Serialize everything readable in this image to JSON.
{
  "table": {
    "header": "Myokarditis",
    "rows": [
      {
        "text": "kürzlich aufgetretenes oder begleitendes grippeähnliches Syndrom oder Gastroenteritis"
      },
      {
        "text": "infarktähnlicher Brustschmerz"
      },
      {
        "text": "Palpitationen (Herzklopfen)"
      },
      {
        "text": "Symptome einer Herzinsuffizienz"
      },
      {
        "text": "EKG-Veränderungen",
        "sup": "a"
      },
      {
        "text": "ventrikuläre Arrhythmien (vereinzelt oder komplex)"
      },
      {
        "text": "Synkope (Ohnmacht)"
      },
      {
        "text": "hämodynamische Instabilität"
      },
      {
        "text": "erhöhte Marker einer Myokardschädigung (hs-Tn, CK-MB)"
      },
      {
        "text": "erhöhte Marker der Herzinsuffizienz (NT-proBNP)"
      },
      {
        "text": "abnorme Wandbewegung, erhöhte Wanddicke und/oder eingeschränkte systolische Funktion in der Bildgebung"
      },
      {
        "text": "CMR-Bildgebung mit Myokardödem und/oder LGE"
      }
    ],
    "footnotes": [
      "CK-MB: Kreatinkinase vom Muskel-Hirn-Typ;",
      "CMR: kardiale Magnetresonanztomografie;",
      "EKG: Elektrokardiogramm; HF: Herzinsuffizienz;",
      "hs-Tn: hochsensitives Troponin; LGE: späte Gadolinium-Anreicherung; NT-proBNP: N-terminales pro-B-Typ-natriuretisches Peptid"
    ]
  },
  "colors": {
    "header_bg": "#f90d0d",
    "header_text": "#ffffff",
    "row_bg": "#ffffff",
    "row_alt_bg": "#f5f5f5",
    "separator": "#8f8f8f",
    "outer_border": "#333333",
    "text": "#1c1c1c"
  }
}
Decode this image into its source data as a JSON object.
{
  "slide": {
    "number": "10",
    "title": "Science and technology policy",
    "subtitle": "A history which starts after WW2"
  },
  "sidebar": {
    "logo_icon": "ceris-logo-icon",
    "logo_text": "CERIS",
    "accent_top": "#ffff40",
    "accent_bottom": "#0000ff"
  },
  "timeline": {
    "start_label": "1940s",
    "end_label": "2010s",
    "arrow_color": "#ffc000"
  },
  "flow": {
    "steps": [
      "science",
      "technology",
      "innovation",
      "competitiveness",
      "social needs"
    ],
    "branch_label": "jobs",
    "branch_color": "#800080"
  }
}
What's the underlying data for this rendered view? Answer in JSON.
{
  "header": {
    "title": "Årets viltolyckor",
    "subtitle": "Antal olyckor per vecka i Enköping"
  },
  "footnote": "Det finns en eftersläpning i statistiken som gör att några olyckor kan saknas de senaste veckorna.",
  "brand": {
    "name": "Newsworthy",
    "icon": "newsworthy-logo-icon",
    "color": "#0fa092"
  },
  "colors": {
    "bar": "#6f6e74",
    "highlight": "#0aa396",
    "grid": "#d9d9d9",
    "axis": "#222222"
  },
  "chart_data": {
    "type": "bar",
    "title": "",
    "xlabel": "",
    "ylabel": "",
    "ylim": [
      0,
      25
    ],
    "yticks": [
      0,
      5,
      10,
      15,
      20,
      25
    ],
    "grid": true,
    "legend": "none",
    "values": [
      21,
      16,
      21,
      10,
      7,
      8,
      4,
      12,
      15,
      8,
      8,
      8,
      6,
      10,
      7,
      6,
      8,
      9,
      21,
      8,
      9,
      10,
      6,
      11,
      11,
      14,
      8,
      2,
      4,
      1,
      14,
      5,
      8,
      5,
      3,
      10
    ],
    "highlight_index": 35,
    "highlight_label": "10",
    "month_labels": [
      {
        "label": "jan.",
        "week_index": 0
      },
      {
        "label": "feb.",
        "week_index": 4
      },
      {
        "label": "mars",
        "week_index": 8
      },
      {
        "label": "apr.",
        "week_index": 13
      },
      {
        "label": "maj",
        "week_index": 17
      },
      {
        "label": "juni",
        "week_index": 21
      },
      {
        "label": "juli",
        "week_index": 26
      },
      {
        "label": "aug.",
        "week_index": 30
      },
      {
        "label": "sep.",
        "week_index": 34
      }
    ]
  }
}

▶ Task requirements:
Exactly reproduce all of the entries above.

▶ Task solution:
Serialize everything readable in this image to JSON.
{
  "table": {
    "header": "Myokarditis",
    "rows": [
      {
        "text": "kürzlich aufgetretenes oder begleitendes grippeähnliches Syndrom oder Gastroenteritis"
      },
      {
        "text": "infarktähnlicher Brustschmerz"
      },
      {
        "text": "Palpitationen (Herzklopfen)"
      },
      {
        "text": "Symptome einer Herzinsuffizienz"
      },
      {
        "text": "EKG-Veränderungen",
        "sup": "a"
      },
      {
        "text": "ventrikuläre Arrhythmien (vereinzelt oder komplex)"
      },
      {
        "text": "Synkope (Ohnmacht)"
      },
      {
        "text": "hämodynamische Instabilität"
      },
      {
        "text": "erhöhte Marker einer Myokardschädigung (hs-Tn, CK-MB)"
      },
      {
        "text": "erhöhte Marker der Herzinsuffizienz (NT-proBNP)"
      },
      {
        "text": "abnorme Wandbewegung, erhöhte Wanddicke und/oder eingeschränkte systolische Funktion in der Bildgebung"
      },
      {
        "text": "CMR-Bildgebung mit Myokardödem und/oder LGE"
      }
    ],
    "footnotes": [
      "CK-MB: Kreatinkinase vom Muskel-Hirn-Typ;",
      "CMR: kardiale Magnetresonanztomografie;",
      "EKG: Elektrokardiogramm; HF: Herzinsuffizienz;",
      "hs-Tn: hochsensitives Troponin; LGE: späte Gadolinium-Anreicherung; NT-proBNP: N-terminales pro-B-Typ-natriuretisches Peptid"
    ]
  },
  "colors": {
    "header_bg": "#f90d0d",
    "header_text": "#ffffff",
    "row_bg": "#ffffff",
    "row_alt_bg": "#f5f5f5",
    "separator": "#8f8f8f",
    "outer_border": "#333333",
    "text": "#1c1c1c"
  }
}
Decode this image into its source data as a JSON object.
{
  "slide": {
    "number": "10",
    "title": "Science and technology policy",
    "subtitle": "A history which starts after WW2"
  },
  "sidebar": {
    "logo_icon": "ceris-logo-icon",
    "logo_text": "CERIS",
    "accent_top": "#ffff40",
    "accent_bottom": "#0000ff"
  },
  "timeline": {
    "start_label": "1940s",
    "end_label": "2010s",
    "arrow_color": "#ffc000"
  },
  "flow": {
    "steps": [
      "science",
      "technology",
      "innovation",
      "competitiveness",
      "social needs"
    ],
    "branch_label": "jobs",
    "branch_color": "#800080"
  }
}
What's the underlying data for this rendered view? Answer in JSON.
{
  "header": {
    "title": "Årets viltolyckor",
    "subtitle": "Antal olyckor per vecka i Enköping"
  },
  "footnote": "Det finns en eftersläpning i statistiken som gör att några olyckor kan saknas de senaste veckorna.",
  "brand": {
    "name": "Newsworthy",
    "icon": "newsworthy-logo-icon",
    "color": "#0fa092"
  },
  "colors": {
    "bar": "#6f6e74",
    "highlight": "#0aa396",
    "grid": "#d9d9d9",
    "axis": "#222222"
  },
  "chart_data": {
    "type": "bar",
    "title": "",
    "xlabel": "",
    "ylabel": "",
    "ylim": [
      0,
      25
    ],
    "yticks": [
      0,
      5,
      10,
      15,
      20,
      25
    ],
    "grid": true,
    "legend": "none",
    "values": [
      21,
      16,
      21,
      10,
      7,
      8,
      4,
      12,
      15,
      8,
      8,
      8,
      6,
      10,
      7,
      6,
      8,
      9,
      21,
      8,
      9,
      10,
      6,
      11,
      11,
      14,
      8,
      2,
      4,
      1,
      14,
      5,
      8,
      5,
      3,
      10
    ],
    "highlight_index": 35,
    "highlight_label": "10",
    "month_labels": [
      {
        "label": "jan.",
        "week_index": 0
      },
      {
        "label": "feb.",
        "week_index": 4
      },
      {
        "label": "mars",
        "week_index": 8
      },
      {
        "label": "apr.",
        "week_index": 13
      },
      {
        "label": "maj",
        "week_index": 17
      },
      {
        "label": "juni",
        "week_index": 21
      },
      {
        "label": "juli",
        "week_index": 26
      },
      {
        "label": "aug.",
        "week_index": 30
      },
      {
        "label": "sep.",
        "week_index": 34
      }
    ]
  }
}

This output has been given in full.